# Wybrany fragment
----------

@zskk: bo taki cwaniak nie potrafił rozciągnąć strun przed grą... :) Po napisałem poradę powyżej, żeby takich żenujących sytuacji pominąć. Pierwszy raz widziałem jak ktoś to robi właśnie na koncercie, gdy gościowi poszła struna. Dopiero potem doczytałem dlaczego.

Z tymi strunami bym nie przesadzał. Świeże struny mają tendencje do rozstrajania się jeszcze przez kilka dni od założenia.
Brakuje jakichkolwiek rad dotyczących menzury - takową łatwo poprawić. No i trzeba na tanszych gitaraj ustawiać ją pod "styl gry". Wielokrotnie jest tak, że gitara stroi na niskich progach (pod gre akordową) a coraz wyżej się coraz bardziej rozjeżdza - wtedy solówki kaputt.
Warto też zapoznać się z przystawkami, inaczej brzmią single, inaczej humbuckery. Do tego pozycja przetwornika też duzo miesza w brzmieniu - np single koło szyjki brzmią "butelkowo". Oczywiscie ustawienie wysokosci przetwornika ma też znaczenie - można tym uwypuklić brzmienie konkretnych strun.

@zskk: wymiana przetwornika to:
a) nie jest zabieg tani
b) może poprawić brzmienie, ale generalnie jest kwestią gustu. Brzmienie się zmieni, ale czy na lepsze, to już indywidualna ocena.
Temat na inną treść.
Zmiana pozycji przystawki też nie jest zabiegiem łatwym, wymaga zwykle silnej ingerencji w instrument.
Zmiana wysokości przystawki (a dokładniej jej odległości od strun) faktycznie jest zabiegiem prostym (zwykle tylko śrubokręt i kręcenie śrubką zaraz obok przystawki, nie trzeba rozbierać gitary, zdejmować strun etc.) ale również nie gwarantuje poprawy brzmienia, jedynie jego lekką zmianę. Kwestia gustu i potrzeb.

Z tymi strunami bym nie przesadzał. Świeże struny mają tendencje do rozstrajania się jeszcze przez kilka dni od założenia.

----------

# Wycinek danych
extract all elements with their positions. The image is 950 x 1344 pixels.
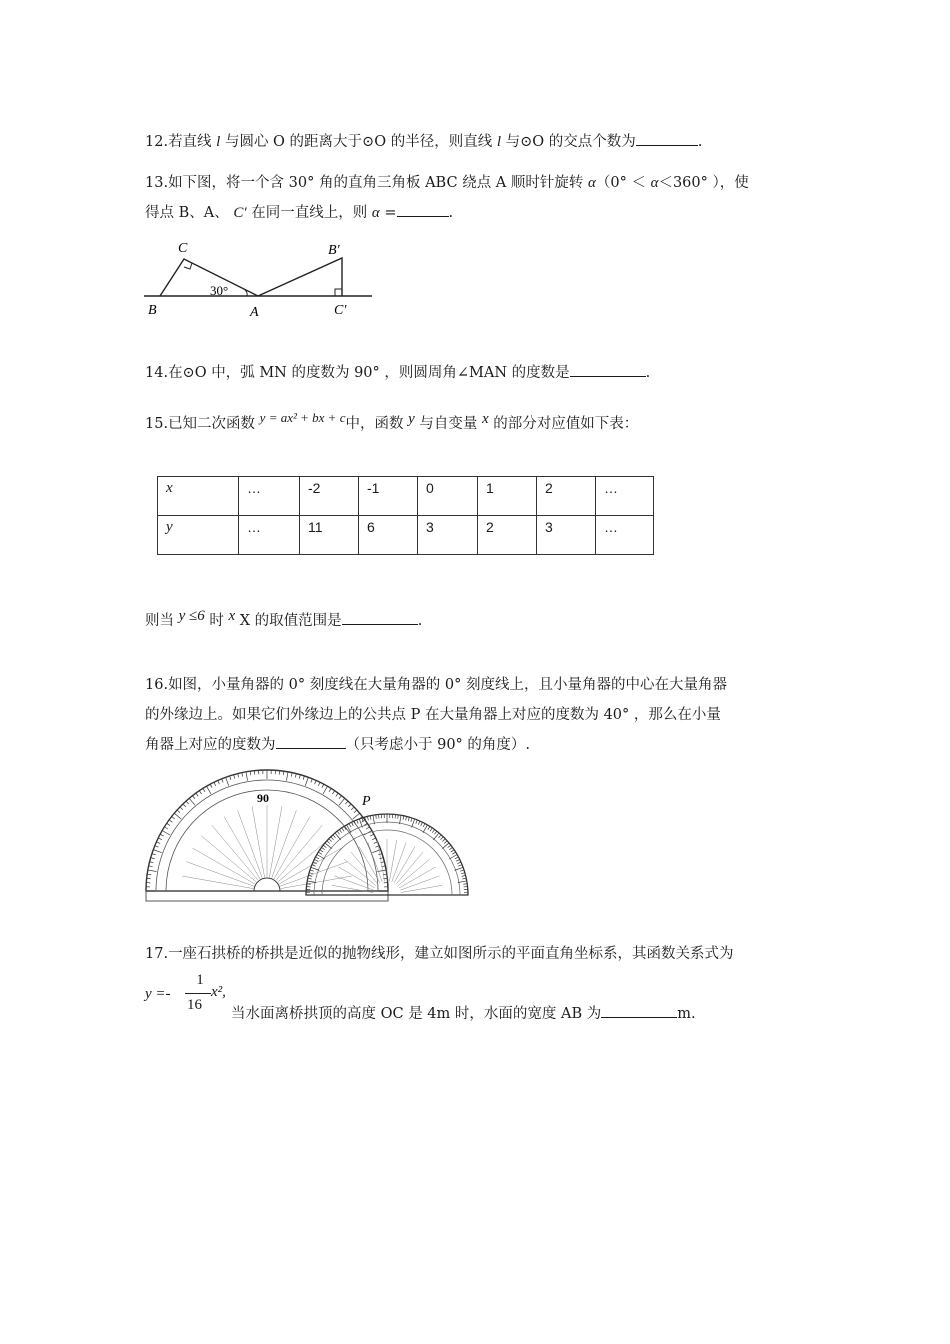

----------

# Polecenie A
Przepisz fragment dyskusji o gitarach, który zaczyna się od słów zawierających „Brakuje jakichkolwiek rad”, a kończy na „na inną treść.”. Zamień w nim „przetwornika” na „przystawki”.
# Polecenie B
Dlaczego według dyskusji o gitarach zmiana wysokości przystawki jest zabiegiem prostym? Odpowiedz w jednym lub dwóch zdaniach.

# Wynik zadania A
Brakuje jakichkolwiek rad dotyczących menzury - takową łatwo poprawić. No i trzeba na tanszych gitaraj ustawiać ją pod "styl gry". Wielokrotnie jest tak, że gitara stroi na niskich progach (pod gre akordową) a coraz wyżej się coraz bardziej rozjeżdza - wtedy solówki kaputt.
Warto też zapoznać się z przystawkami, inaczej brzmią single, inaczej humbuckery. Do tego pozycja przystawki też duzo miesza w brzmieniu - np single koło szyjki brzmią "butelkowo". Oczywiscie ustawienie wysokosci przystawki ma też znaczenie - można tym uwypuklić brzmienie konkretnych strun.

@zskk: wymiana przystawki to:
a) nie jest zabieg tani
b) może poprawić brzmienie, ale generalnie jest kwestią gustu. Brzmienie się zmieni, ale czy na lepsze, to już indywidualna ocena.
Temat na inną treść.

# Wynik zadania B
Zwykle wystarczy śrubokręt i kręcenie śrubką zaraz obok przystawki. Nie trzeba rozbierać gitary ani zdejmować strun.